*YOUR TASK*:
Count every line that includes the string "Malaysia" in the entries that follow. Nothing besides the number is needed.

*SUPPLIED DATA*:
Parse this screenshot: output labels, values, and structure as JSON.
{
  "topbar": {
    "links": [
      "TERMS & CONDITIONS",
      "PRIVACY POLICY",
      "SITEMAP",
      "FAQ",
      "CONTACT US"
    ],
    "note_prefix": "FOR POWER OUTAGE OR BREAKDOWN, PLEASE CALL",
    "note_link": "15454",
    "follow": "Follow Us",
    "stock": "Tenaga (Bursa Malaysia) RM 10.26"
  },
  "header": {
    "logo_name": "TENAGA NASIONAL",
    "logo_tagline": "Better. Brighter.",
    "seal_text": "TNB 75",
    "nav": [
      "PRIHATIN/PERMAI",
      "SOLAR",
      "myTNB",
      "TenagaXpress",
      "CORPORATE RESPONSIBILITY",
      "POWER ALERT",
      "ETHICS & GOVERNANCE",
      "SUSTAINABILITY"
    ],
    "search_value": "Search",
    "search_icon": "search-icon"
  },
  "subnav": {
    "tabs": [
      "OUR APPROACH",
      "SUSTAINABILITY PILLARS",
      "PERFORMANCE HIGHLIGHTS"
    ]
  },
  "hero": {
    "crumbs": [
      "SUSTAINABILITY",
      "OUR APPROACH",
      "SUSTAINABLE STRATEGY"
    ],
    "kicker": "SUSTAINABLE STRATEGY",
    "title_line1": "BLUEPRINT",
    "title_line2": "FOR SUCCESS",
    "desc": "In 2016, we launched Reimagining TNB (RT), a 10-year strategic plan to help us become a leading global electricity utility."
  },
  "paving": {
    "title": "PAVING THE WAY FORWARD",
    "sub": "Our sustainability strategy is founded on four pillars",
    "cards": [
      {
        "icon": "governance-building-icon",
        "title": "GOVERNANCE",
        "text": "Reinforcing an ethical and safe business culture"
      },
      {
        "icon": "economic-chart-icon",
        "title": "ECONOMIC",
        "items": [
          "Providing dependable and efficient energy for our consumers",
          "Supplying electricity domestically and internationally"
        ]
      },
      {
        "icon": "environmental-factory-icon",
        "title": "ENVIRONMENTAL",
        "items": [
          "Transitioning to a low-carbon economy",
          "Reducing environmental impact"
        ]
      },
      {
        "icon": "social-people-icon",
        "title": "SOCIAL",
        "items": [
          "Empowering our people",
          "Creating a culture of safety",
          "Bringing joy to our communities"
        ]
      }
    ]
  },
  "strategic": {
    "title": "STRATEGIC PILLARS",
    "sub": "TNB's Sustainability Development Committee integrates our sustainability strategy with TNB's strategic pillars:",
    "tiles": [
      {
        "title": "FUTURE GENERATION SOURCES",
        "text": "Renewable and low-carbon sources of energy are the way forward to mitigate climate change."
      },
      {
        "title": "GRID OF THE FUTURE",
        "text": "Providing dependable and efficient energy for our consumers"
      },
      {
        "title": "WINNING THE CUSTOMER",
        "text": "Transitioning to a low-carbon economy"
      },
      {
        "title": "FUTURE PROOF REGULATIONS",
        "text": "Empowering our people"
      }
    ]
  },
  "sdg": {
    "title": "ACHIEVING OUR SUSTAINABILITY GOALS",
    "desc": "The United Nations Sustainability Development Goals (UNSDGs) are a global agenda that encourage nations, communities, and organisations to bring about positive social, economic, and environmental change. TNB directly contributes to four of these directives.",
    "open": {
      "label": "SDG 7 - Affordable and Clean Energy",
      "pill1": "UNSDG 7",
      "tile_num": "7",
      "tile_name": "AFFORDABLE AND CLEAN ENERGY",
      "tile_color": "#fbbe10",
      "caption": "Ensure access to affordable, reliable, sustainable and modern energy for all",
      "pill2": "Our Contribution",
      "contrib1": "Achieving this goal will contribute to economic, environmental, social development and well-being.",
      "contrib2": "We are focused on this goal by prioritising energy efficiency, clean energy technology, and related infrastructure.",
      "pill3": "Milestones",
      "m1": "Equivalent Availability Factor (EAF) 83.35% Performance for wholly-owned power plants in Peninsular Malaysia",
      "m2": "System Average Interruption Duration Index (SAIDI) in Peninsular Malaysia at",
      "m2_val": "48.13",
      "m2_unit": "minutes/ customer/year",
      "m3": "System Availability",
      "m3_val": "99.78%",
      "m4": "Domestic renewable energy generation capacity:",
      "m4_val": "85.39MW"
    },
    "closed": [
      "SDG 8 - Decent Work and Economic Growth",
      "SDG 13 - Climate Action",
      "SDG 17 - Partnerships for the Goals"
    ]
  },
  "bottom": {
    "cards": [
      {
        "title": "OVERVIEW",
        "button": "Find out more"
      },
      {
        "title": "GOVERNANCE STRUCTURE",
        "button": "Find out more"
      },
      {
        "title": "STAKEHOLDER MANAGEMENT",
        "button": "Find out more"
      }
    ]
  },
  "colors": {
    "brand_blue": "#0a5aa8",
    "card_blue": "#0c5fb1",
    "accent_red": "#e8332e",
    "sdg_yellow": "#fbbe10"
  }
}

*WRITTEN ANSWER*:
3